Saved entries

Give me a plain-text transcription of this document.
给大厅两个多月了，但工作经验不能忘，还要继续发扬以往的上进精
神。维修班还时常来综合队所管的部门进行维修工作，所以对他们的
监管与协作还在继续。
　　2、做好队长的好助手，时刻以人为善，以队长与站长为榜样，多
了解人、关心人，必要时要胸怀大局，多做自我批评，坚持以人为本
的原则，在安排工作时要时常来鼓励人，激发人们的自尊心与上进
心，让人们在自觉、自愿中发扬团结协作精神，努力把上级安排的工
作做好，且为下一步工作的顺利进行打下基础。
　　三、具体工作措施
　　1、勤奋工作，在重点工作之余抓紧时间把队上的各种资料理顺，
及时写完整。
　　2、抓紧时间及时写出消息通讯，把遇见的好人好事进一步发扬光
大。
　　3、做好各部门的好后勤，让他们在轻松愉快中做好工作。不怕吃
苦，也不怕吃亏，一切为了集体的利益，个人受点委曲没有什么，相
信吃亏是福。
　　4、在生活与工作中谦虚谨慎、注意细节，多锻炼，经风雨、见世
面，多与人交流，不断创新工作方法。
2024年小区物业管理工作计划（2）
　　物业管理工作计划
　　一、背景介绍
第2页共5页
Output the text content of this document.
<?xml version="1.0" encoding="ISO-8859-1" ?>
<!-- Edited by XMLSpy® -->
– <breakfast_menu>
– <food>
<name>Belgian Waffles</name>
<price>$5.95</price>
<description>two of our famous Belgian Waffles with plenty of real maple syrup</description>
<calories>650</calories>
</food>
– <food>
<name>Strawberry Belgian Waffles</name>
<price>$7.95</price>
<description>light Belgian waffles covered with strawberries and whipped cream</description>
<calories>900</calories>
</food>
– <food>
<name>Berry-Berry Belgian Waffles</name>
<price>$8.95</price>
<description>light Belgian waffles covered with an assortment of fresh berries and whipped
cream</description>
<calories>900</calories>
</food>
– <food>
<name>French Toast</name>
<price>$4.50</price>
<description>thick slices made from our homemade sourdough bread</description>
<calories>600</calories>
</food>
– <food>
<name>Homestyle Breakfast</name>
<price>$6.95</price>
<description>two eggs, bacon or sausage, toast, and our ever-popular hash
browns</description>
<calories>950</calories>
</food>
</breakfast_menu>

#### INSTRUCTION
Give only the number of lines in the records that include the word "Belgian".

#### THE REPLY
6